# [Required task]
Retype every line of the listing below word for word, omitting the pictures.

# [Rows]
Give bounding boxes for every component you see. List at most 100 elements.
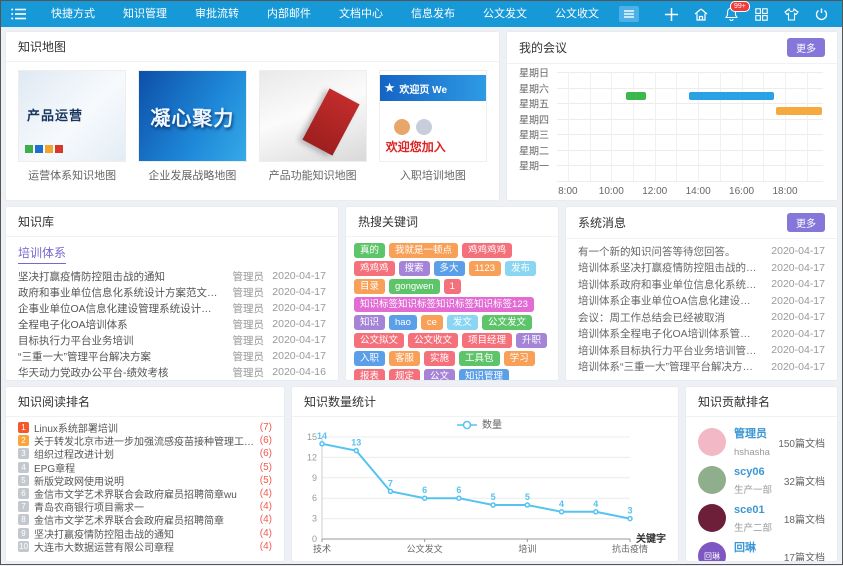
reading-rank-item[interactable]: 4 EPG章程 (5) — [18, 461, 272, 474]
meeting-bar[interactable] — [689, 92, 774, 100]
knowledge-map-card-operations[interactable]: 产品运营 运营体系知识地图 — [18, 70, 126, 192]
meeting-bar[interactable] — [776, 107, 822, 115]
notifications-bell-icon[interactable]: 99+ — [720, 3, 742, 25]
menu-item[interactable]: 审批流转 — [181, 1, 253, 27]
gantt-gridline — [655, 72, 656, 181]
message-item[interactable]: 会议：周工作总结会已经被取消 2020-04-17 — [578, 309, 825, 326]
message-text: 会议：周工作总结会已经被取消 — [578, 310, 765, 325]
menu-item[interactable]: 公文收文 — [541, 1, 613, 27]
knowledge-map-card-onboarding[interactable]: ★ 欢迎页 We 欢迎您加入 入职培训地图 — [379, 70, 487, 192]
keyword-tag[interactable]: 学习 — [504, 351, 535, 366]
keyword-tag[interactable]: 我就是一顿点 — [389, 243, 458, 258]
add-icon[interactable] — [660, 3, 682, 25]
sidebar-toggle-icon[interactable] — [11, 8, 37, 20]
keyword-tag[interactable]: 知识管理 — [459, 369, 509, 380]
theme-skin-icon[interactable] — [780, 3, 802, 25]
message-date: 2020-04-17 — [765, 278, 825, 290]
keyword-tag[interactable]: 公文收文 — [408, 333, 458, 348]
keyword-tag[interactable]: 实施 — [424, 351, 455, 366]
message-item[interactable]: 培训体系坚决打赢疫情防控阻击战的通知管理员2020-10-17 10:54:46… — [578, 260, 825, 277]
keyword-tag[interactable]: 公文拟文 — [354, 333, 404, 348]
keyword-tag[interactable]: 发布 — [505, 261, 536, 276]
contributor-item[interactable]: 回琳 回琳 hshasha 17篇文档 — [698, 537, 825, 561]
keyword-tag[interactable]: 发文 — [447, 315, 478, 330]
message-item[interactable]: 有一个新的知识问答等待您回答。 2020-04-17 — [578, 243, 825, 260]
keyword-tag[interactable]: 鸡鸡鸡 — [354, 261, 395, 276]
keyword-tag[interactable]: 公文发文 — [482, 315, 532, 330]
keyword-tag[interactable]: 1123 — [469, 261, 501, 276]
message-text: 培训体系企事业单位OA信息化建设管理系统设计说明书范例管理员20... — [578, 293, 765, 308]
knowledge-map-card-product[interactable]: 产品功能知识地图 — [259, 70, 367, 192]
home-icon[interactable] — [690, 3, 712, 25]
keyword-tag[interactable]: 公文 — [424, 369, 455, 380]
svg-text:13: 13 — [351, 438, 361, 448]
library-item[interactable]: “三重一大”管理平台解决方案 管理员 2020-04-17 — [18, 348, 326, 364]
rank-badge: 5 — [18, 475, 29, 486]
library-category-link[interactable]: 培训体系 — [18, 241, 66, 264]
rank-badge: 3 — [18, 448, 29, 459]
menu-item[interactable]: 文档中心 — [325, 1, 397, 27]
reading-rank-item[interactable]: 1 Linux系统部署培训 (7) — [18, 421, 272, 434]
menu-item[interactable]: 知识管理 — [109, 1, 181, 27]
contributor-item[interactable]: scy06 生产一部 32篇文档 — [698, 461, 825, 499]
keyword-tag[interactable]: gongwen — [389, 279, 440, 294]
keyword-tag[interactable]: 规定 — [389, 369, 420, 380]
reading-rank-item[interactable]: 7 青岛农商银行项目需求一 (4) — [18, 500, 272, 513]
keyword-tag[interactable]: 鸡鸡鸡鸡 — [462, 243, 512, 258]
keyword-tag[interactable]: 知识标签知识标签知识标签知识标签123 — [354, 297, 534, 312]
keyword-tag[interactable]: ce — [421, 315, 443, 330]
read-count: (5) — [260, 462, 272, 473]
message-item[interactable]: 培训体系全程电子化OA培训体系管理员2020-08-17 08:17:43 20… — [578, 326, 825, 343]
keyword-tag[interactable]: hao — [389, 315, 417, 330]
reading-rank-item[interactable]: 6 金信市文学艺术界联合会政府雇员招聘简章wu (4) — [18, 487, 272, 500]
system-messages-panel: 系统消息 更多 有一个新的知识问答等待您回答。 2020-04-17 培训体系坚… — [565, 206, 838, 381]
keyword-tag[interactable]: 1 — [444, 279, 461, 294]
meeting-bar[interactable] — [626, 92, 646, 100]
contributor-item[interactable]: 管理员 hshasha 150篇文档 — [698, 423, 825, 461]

# [Complete output]
Give bounding boxes for every component you see. List at most 100 elements.
reading-rank-item[interactable]: 4 EPG章程 (5) — [18, 461, 272, 474]
meeting-bar[interactable] — [689, 92, 774, 100]
knowledge-map-card-operations[interactable]: 产品运营 运营体系知识地图 — [18, 70, 126, 192]
meeting-bar[interactable] — [776, 107, 822, 115]
notifications-bell-icon[interactable]: 99+ — [720, 3, 742, 25]
menu-item[interactable]: 审批流转 — [181, 1, 253, 27]
gantt-gridline — [655, 72, 656, 181]
message-item[interactable]: 会议：周工作总结会已经被取消 2020-04-17 — [578, 309, 825, 326]
message-text: 会议：周工作总结会已经被取消 — [578, 310, 765, 325]
menu-item[interactable]: 公文收文 — [541, 1, 613, 27]
knowledge-map-card-onboarding[interactable]: ★ 欢迎页 We 欢迎您加入 入职培训地图 — [379, 70, 487, 192]
keyword-tag[interactable]: 学习 — [504, 351, 535, 366]
keyword-tag[interactable]: 我就是一顿点 — [389, 243, 458, 258]
add-icon[interactable] — [660, 3, 682, 25]
sidebar-toggle-icon[interactable] — [11, 8, 37, 20]
keyword-tag[interactable]: 知识管理 — [459, 369, 509, 380]
theme-skin-icon[interactable] — [780, 3, 802, 25]
message-date: 2020-04-17 — [765, 278, 825, 290]
keyword-tag[interactable]: 公文收文 — [408, 333, 458, 348]
keyword-tag[interactable]: 实施 — [424, 351, 455, 366]
message-item[interactable]: 培训体系坚决打赢疫情防控阻击战的通知管理员2020-10-17 10:54:46… — [578, 260, 825, 277]
keyword-tag[interactable]: 公文拟文 — [354, 333, 404, 348]
keyword-tag[interactable]: 发布 — [505, 261, 536, 276]
contributor-item[interactable]: 回琳 回琳 hshasha 17篇文档 — [698, 537, 825, 561]
keyword-tag[interactable]: 发文 — [447, 315, 478, 330]
message-item[interactable]: 有一个新的知识问答等待您回答。 2020-04-17 — [578, 243, 825, 260]
keyword-tag[interactable]: 鸡鸡鸡 — [354, 261, 395, 276]
keyword-tag[interactable]: 公文发文 — [482, 315, 532, 330]
keyword-tag[interactable]: 1123 — [469, 261, 501, 276]
message-text: 培训体系企事业单位OA信息化建设管理系统设计说明书范例管理员20... — [578, 293, 765, 308]
knowledge-map-card-product[interactable]: 产品功能知识地图 — [259, 70, 367, 192]
home-icon[interactable] — [690, 3, 712, 25]
keyword-tag[interactable]: 公文 — [424, 369, 455, 380]
svg-text:13: 13 — [351, 438, 361, 448]
library-item[interactable]: “三重一大”管理平台解决方案 管理员 2020-04-17 — [18, 348, 326, 364]
rank-badge: 5 — [18, 475, 29, 486]
library-category-link[interactable]: 培训体系 — [18, 241, 66, 264]
rank-badge: 3 — [18, 448, 29, 459]
menu-item[interactable]: 文档中心 — [325, 1, 397, 27]
reading-rank-item[interactable]: 1 Linux系统部署培训 (7) — [18, 421, 272, 434]
menu-item[interactable]: 知识管理 — [109, 1, 181, 27]
contributor-item[interactable]: scy06 生产一部 32篇文档 — [698, 461, 825, 499]
keyword-tag[interactable]: gongwen — [389, 279, 440, 294]
keyword-tag[interactable]: 规定 — [389, 369, 420, 380]
reading-rank-item[interactable]: 7 青岛农商银行项目需求一 (4) — [18, 500, 272, 513]
keyword-tag[interactable]: 鸡鸡鸡鸡 — [462, 243, 512, 258]
keyword-tag[interactable]: 知识标签知识标签知识标签知识标签123 — [354, 297, 534, 312]
keyword-tag[interactable]: ce — [421, 315, 443, 330]
read-count: (5) — [260, 462, 272, 473]
message-item[interactable]: 培训体系全程电子化OA培训体系管理员2020-08-17 08:17:43 20… — [578, 326, 825, 343]
keyword-tag[interactable]: hao — [389, 315, 417, 330]
reading-rank-item[interactable]: 6 金信市文学艺术界联合会政府雇员招聘简章wu (4) — [18, 487, 272, 500]
system-messages-panel: 系统消息 更多 有一个新的知识问答等待您回答。 2020-04-17 培训体系坚… — [565, 206, 838, 381]
keyword-tag[interactable]: 1 — [444, 279, 461, 294]
meeting-bar[interactable] — [626, 92, 646, 100]
contributor-item[interactable]: 管理员 hshasha 150篇文档 — [698, 423, 825, 461]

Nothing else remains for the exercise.